● **WHAT IS REQUIRED**
In the listing below, pick out lines with "JSON".

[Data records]

——

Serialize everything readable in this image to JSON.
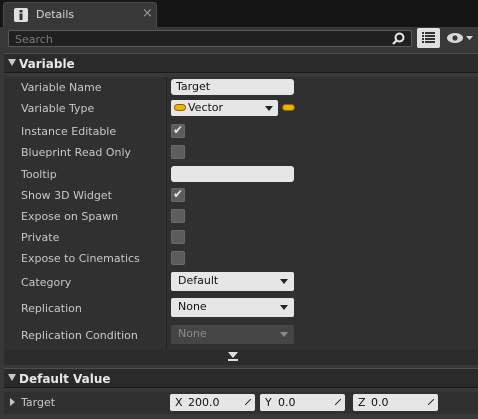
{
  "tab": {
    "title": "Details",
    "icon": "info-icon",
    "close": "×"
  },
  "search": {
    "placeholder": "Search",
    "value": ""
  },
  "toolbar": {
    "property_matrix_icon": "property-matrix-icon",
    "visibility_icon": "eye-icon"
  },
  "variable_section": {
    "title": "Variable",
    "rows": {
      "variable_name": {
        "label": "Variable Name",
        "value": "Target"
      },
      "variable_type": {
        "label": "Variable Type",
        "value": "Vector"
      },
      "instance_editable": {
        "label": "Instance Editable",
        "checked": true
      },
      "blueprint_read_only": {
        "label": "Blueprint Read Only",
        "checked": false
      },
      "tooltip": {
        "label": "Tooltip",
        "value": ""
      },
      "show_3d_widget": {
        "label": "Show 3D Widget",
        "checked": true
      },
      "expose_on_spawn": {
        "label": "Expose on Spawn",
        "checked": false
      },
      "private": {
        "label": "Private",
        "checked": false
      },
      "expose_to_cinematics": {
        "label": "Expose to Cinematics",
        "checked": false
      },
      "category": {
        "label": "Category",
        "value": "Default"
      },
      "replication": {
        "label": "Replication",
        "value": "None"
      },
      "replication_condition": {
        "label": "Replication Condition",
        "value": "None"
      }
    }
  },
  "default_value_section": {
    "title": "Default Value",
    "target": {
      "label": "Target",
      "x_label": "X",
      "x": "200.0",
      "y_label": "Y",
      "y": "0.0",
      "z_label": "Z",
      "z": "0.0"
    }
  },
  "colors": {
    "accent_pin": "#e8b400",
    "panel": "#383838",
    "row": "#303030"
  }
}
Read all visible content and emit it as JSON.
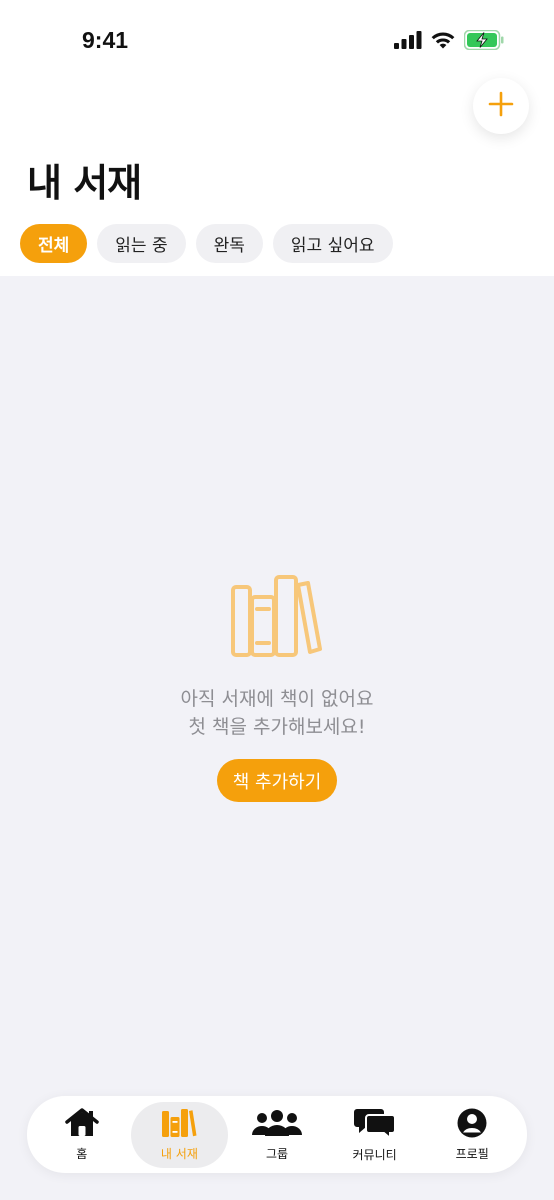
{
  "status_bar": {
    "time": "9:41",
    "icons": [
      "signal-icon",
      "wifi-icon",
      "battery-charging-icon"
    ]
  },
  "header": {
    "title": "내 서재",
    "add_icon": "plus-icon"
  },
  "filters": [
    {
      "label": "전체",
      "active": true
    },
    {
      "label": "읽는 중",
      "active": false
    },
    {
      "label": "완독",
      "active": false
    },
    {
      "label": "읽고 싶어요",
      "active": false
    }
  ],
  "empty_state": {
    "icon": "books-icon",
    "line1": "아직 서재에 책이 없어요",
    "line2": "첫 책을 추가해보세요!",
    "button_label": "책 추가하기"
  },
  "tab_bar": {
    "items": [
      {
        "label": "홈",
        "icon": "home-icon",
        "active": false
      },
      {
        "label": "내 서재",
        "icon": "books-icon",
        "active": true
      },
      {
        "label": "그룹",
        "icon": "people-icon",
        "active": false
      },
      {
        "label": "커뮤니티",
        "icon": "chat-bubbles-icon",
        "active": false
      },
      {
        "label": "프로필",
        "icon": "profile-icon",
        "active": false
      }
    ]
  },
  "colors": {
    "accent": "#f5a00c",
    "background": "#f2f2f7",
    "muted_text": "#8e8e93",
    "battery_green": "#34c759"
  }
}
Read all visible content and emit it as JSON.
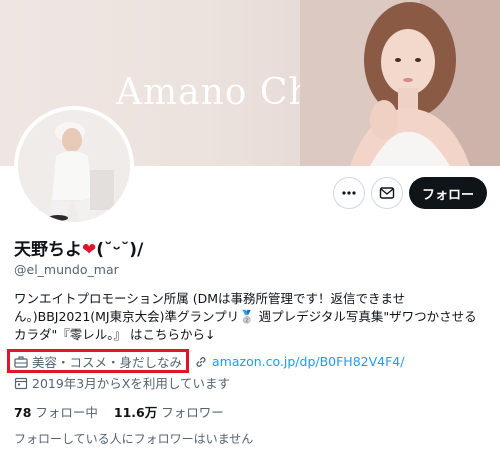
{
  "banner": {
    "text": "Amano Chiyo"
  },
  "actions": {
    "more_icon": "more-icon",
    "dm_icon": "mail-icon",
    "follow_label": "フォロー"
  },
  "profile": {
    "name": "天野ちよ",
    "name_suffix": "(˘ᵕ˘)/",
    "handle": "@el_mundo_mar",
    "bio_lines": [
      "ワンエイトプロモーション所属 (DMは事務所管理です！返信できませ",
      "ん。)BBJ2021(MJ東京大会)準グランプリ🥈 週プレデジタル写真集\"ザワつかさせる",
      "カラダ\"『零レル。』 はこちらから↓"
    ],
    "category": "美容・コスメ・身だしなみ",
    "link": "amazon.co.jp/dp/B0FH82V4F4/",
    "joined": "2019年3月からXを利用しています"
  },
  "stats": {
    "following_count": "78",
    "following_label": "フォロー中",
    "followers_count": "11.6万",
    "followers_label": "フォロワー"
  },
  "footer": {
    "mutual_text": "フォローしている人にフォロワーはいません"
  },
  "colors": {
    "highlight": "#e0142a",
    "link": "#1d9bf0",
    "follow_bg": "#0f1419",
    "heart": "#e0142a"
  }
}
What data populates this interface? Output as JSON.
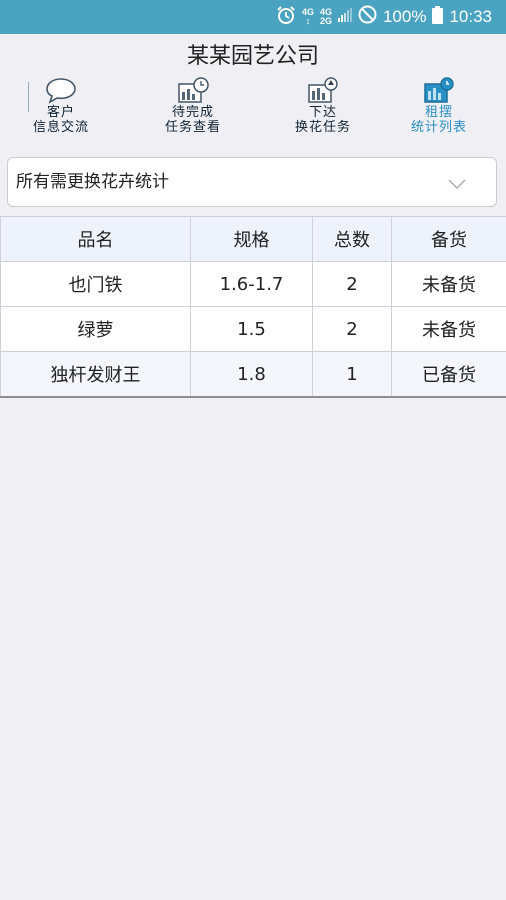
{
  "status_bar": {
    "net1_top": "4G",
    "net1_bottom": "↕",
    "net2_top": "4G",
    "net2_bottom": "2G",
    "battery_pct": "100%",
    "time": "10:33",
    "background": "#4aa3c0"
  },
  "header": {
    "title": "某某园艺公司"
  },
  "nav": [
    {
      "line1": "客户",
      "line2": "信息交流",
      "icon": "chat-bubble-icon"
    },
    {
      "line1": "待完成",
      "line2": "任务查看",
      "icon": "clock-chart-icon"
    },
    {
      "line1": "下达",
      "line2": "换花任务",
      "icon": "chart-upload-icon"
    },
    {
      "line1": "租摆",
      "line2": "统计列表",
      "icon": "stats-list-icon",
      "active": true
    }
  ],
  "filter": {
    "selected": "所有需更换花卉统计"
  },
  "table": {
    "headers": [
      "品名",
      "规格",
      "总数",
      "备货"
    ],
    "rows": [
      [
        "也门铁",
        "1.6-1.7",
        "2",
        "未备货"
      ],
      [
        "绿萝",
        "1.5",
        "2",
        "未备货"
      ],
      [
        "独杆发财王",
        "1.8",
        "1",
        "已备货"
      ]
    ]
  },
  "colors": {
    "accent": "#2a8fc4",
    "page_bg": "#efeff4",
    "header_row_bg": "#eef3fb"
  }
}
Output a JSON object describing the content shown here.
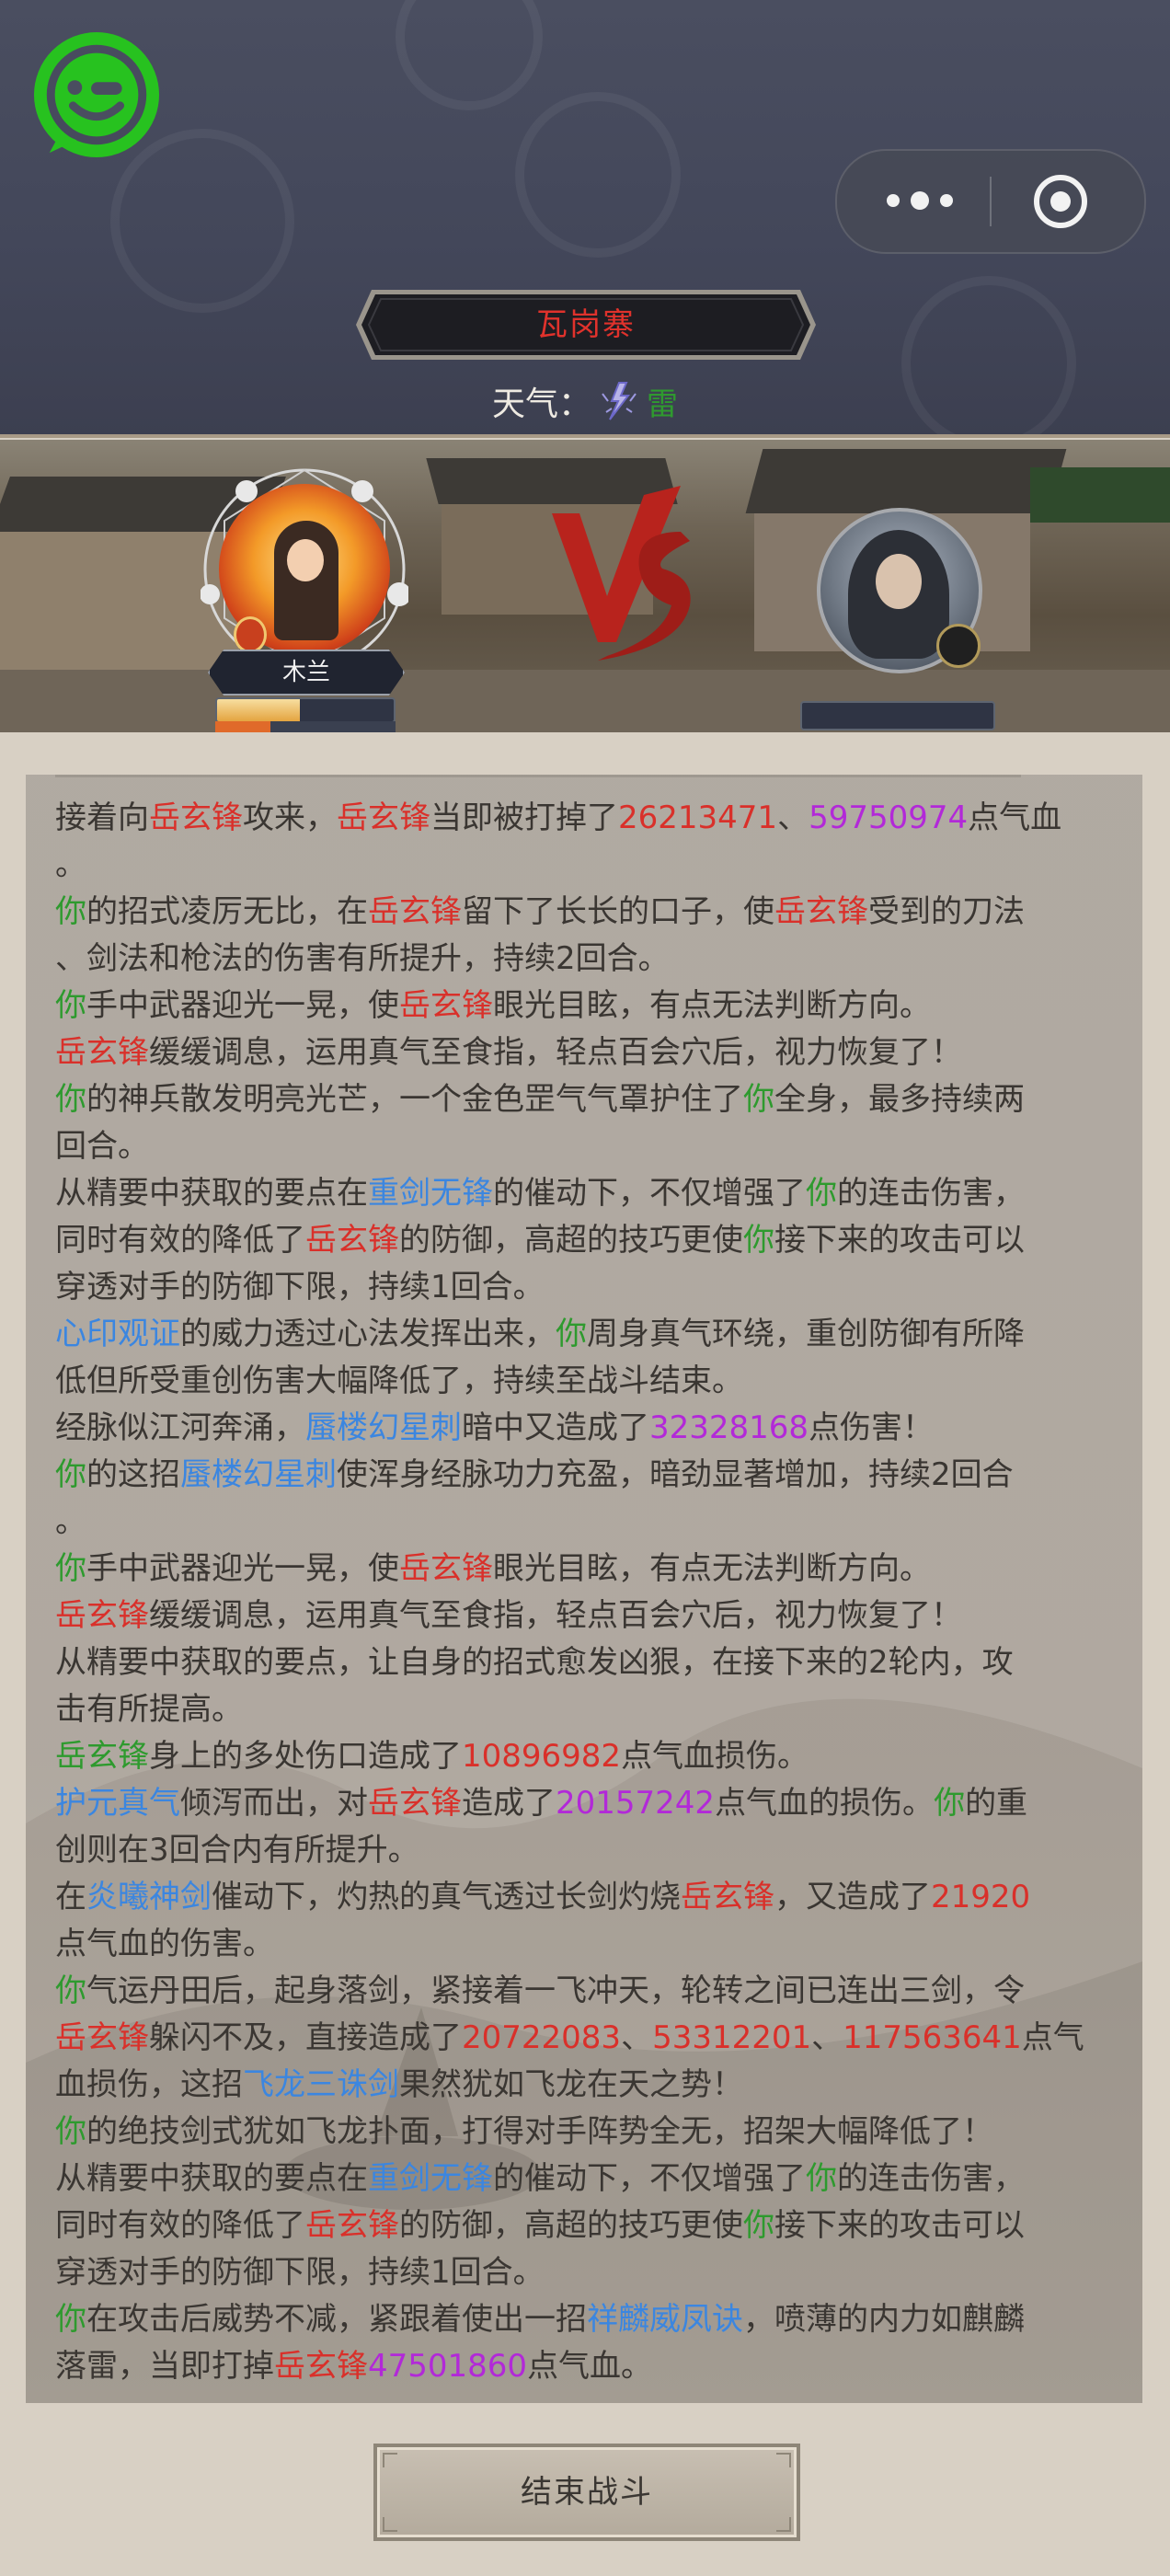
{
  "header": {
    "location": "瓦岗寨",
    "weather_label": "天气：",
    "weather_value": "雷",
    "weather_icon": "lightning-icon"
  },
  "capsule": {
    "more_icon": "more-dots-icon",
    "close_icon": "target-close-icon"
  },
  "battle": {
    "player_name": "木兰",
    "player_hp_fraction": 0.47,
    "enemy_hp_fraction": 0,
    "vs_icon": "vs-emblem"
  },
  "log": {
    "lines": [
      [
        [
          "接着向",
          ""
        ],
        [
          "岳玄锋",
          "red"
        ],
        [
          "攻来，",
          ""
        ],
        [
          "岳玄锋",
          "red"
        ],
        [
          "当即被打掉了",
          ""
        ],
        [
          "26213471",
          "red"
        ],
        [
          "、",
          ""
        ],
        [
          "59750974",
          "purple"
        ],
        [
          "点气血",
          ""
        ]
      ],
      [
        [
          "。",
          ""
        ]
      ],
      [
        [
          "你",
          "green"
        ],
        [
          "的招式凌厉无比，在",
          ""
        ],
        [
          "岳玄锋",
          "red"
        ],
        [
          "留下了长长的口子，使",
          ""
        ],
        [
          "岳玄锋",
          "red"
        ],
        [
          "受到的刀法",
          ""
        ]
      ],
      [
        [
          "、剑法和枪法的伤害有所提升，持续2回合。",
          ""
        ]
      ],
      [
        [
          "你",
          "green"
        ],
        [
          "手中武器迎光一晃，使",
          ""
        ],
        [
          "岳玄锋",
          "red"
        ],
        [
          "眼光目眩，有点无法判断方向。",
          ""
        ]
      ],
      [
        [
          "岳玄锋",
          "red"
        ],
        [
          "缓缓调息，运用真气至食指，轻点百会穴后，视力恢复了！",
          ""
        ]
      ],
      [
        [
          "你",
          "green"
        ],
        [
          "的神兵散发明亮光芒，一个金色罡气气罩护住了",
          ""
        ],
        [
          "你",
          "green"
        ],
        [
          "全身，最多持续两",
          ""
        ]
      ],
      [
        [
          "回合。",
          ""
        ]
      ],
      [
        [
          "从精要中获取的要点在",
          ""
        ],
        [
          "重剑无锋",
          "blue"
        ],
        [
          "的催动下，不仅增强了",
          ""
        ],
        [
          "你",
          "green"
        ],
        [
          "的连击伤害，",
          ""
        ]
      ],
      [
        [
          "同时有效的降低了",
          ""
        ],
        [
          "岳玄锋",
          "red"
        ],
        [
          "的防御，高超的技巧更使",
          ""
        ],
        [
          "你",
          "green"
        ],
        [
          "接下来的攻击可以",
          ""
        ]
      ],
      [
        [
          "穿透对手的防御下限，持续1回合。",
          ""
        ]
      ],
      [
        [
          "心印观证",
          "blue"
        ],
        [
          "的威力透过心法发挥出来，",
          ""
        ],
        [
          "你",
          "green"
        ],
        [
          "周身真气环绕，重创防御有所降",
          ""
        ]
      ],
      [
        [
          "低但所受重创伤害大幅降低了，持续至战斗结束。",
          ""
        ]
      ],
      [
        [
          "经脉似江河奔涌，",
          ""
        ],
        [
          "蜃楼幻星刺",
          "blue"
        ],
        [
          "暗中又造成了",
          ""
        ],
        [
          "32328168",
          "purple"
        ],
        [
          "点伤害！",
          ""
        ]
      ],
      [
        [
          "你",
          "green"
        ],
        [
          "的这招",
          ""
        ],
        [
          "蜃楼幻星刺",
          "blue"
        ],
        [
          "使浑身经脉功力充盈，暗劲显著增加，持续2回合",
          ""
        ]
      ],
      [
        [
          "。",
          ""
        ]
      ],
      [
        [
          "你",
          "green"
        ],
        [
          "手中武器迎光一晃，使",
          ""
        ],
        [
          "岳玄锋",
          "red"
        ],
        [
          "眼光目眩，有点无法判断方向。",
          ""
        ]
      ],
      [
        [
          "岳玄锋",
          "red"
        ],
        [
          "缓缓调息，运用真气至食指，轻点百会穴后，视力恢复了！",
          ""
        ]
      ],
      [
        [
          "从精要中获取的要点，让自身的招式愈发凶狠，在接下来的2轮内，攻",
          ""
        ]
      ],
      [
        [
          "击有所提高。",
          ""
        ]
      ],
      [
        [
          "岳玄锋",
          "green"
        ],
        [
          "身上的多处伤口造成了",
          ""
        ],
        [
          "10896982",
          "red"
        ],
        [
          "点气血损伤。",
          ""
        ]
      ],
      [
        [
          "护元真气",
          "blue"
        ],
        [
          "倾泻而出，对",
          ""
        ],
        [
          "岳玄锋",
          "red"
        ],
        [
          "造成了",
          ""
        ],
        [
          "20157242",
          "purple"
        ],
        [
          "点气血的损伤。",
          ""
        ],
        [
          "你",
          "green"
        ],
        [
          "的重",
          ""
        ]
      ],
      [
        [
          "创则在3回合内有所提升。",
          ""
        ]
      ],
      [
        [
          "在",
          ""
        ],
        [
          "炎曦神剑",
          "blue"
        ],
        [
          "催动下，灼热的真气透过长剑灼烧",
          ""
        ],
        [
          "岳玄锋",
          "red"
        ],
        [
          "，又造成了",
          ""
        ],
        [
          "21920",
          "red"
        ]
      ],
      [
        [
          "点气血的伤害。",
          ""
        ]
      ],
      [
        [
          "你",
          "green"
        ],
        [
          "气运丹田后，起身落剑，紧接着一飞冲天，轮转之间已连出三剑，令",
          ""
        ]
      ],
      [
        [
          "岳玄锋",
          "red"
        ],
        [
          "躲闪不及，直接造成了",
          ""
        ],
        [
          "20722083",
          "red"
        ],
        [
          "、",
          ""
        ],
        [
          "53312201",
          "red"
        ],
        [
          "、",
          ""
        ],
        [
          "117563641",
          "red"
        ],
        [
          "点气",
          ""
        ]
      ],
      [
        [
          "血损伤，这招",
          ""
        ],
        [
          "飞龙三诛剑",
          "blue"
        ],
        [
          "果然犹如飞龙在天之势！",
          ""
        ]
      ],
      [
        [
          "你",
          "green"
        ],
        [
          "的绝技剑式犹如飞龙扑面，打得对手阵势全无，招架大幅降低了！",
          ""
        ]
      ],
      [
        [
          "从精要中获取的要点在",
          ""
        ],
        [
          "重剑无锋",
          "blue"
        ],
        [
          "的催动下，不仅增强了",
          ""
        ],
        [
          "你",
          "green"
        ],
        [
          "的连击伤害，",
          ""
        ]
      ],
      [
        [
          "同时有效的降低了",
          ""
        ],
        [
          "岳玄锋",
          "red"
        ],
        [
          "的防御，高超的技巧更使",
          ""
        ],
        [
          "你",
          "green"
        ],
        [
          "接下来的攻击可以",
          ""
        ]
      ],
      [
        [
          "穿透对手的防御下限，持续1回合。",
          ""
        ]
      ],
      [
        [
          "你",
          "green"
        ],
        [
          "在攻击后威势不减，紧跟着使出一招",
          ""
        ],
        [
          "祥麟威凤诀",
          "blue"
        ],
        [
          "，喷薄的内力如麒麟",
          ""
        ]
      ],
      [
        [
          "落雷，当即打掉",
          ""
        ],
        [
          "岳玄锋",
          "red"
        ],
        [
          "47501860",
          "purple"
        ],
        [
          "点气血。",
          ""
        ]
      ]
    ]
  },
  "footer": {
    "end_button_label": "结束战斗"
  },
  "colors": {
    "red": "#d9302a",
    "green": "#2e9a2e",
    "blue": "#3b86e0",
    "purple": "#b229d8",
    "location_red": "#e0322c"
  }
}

——

● **WRITTEN RESPONSE**
Serialize everything readable in this image to JSON.
Read all visible content and emit it as JSON.
Read all visible content and emit it as JSON.
What data populates this interface? Output as JSON.
Output a JSON object describing the content shown here.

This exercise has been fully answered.